-- Given data start --
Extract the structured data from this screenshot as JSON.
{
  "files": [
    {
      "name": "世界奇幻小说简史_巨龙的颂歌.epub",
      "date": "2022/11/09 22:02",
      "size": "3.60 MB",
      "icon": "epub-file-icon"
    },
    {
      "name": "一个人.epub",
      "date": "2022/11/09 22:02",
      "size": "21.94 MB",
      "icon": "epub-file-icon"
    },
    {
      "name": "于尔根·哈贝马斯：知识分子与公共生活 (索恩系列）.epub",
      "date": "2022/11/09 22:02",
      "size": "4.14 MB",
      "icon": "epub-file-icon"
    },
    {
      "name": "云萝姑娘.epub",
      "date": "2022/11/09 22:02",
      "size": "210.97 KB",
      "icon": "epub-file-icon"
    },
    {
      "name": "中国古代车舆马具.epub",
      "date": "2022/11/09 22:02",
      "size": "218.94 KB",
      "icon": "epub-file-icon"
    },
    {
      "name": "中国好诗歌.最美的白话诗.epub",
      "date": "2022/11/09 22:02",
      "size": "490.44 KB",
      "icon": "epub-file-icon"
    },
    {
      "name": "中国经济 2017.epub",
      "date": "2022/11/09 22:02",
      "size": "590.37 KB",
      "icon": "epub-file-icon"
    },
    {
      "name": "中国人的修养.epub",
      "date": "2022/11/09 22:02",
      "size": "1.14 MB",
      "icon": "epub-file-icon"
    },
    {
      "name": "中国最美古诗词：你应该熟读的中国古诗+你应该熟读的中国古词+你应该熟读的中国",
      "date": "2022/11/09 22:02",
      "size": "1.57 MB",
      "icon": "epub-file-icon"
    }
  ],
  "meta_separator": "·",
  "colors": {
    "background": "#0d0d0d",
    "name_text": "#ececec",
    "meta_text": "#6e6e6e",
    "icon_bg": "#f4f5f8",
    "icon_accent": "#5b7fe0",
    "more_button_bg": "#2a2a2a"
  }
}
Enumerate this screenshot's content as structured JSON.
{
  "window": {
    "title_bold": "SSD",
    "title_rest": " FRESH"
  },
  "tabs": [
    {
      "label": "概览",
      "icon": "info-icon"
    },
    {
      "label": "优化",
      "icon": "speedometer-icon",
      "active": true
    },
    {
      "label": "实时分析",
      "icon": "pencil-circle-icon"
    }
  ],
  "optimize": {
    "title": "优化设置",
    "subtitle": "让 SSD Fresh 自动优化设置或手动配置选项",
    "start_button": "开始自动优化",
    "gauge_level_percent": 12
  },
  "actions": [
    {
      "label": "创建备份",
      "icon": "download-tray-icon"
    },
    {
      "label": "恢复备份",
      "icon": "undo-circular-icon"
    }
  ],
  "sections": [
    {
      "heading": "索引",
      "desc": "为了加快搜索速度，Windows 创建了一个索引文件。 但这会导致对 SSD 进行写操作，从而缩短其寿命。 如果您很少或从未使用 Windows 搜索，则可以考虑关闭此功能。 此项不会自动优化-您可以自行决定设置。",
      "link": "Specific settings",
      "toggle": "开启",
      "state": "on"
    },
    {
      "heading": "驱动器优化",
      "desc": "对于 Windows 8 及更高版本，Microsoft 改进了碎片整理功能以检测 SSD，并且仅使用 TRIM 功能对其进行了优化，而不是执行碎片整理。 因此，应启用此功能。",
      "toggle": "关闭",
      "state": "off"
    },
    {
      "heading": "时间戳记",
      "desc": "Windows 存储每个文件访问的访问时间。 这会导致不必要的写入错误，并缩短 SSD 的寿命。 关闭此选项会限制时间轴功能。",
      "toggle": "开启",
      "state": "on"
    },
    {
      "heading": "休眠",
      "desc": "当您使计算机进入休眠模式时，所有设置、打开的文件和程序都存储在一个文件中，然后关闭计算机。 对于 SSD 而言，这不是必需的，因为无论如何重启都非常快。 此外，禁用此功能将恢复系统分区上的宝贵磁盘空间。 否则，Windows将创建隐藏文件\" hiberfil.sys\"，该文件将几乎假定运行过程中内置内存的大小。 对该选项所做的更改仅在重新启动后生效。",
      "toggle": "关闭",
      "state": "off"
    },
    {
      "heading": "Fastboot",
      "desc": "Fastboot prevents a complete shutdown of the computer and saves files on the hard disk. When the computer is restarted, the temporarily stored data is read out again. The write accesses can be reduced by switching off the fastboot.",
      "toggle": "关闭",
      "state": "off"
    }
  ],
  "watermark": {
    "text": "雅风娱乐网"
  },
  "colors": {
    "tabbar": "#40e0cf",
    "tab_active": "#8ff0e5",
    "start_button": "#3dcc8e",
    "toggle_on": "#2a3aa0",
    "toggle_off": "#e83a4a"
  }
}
-- Given data end --
§ **What to work on**: Extract the complete data, matching each line exactly.

§ **Response to this exercise**:
Extract the structured data from this screenshot as JSON.
{
  "files": [
    {
      "name": "世界奇幻小说简史_巨龙的颂歌.epub",
      "date": "2022/11/09 22:02",
      "size": "3.60 MB",
      "icon": "epub-file-icon"
    },
    {
      "name": "一个人.epub",
      "date": "2022/11/09 22:02",
      "size": "21.94 MB",
      "icon": "epub-file-icon"
    },
    {
      "name": "于尔根·哈贝马斯：知识分子与公共生活 (索恩系列）.epub",
      "date": "2022/11/09 22:02",
      "size": "4.14 MB",
      "icon": "epub-file-icon"
    },
    {
      "name": "云萝姑娘.epub",
      "date": "2022/11/09 22:02",
      "size": "210.97 KB",
      "icon": "epub-file-icon"
    },
    {
      "name": "中国古代车舆马具.epub",
      "date": "2022/11/09 22:02",
      "size": "218.94 KB",
      "icon": "epub-file-icon"
    },
    {
      "name": "中国好诗歌.最美的白话诗.epub",
      "date": "2022/11/09 22:02",
      "size": "490.44 KB",
      "icon": "epub-file-icon"
    },
    {
      "name": "中国经济 2017.epub",
      "date": "2022/11/09 22:02",
      "size": "590.37 KB",
      "icon": "epub-file-icon"
    },
    {
      "name": "中国人的修养.epub",
      "date": "2022/11/09 22:02",
      "size": "1.14 MB",
      "icon": "epub-file-icon"
    },
    {
      "name": "中国最美古诗词：你应该熟读的中国古诗+你应该熟读的中国古词+你应该熟读的中国",
      "date": "2022/11/09 22:02",
      "size": "1.57 MB",
      "icon": "epub-file-icon"
    }
  ],
  "meta_separator": "·",
  "colors": {
    "background": "#0d0d0d",
    "name_text": "#ececec",
    "meta_text": "#6e6e6e",
    "icon_bg": "#f4f5f8",
    "icon_accent": "#5b7fe0",
    "more_button_bg": "#2a2a2a"
  }
}
Enumerate this screenshot's content as structured JSON.
{
  "window": {
    "title_bold": "SSD",
    "title_rest": " FRESH"
  },
  "tabs": [
    {
      "label": "概览",
      "icon": "info-icon"
    },
    {
      "label": "优化",
      "icon": "speedometer-icon",
      "active": true
    },
    {
      "label": "实时分析",
      "icon": "pencil-circle-icon"
    }
  ],
  "optimize": {
    "title": "优化设置",
    "subtitle": "让 SSD Fresh 自动优化设置或手动配置选项",
    "start_button": "开始自动优化",
    "gauge_level_percent": 12
  },
  "actions": [
    {
      "label": "创建备份",
      "icon": "download-tray-icon"
    },
    {
      "label": "恢复备份",
      "icon": "undo-circular-icon"
    }
  ],
  "sections": [
    {
      "heading": "索引",
      "desc": "为了加快搜索速度，Windows 创建了一个索引文件。 但这会导致对 SSD 进行写操作，从而缩短其寿命。 如果您很少或从未使用 Windows 搜索，则可以考虑关闭此功能。 此项不会自动优化-您可以自行决定设置。",
      "link": "Specific settings",
      "toggle": "开启",
      "state": "on"
    },
    {
      "heading": "驱动器优化",
      "desc": "对于 Windows 8 及更高版本，Microsoft 改进了碎片整理功能以检测 SSD，并且仅使用 TRIM 功能对其进行了优化，而不是执行碎片整理。 因此，应启用此功能。",
      "toggle": "关闭",
      "state": "off"
    },
    {
      "heading": "时间戳记",
      "desc": "Windows 存储每个文件访问的访问时间。 这会导致不必要的写入错误，并缩短 SSD 的寿命。 关闭此选项会限制时间轴功能。",
      "toggle": "开启",
      "state": "on"
    },
    {
      "heading": "休眠",
      "desc": "当您使计算机进入休眠模式时，所有设置、打开的文件和程序都存储在一个文件中，然后关闭计算机。 对于 SSD 而言，这不是必需的，因为无论如何重启都非常快。 此外，禁用此功能将恢复系统分区上的宝贵磁盘空间。 否则，Windows将创建隐藏文件\" hiberfil.sys\"，该文件将几乎假定运行过程中内置内存的大小。 对该选项所做的更改仅在重新启动后生效。",
      "toggle": "关闭",
      "state": "off"
    },
    {
      "heading": "Fastboot",
      "desc": "Fastboot prevents a complete shutdown of the computer and saves files on the hard disk. When the computer is restarted, the temporarily stored data is read out again. The write accesses can be reduced by switching off the fastboot.",
      "toggle": "关闭",
      "state": "off"
    }
  ],
  "watermark": {
    "text": "雅风娱乐网"
  },
  "colors": {
    "tabbar": "#40e0cf",
    "tab_active": "#8ff0e5",
    "start_button": "#3dcc8e",
    "toggle_on": "#2a3aa0",
    "toggle_off": "#e83a4a"
  }
}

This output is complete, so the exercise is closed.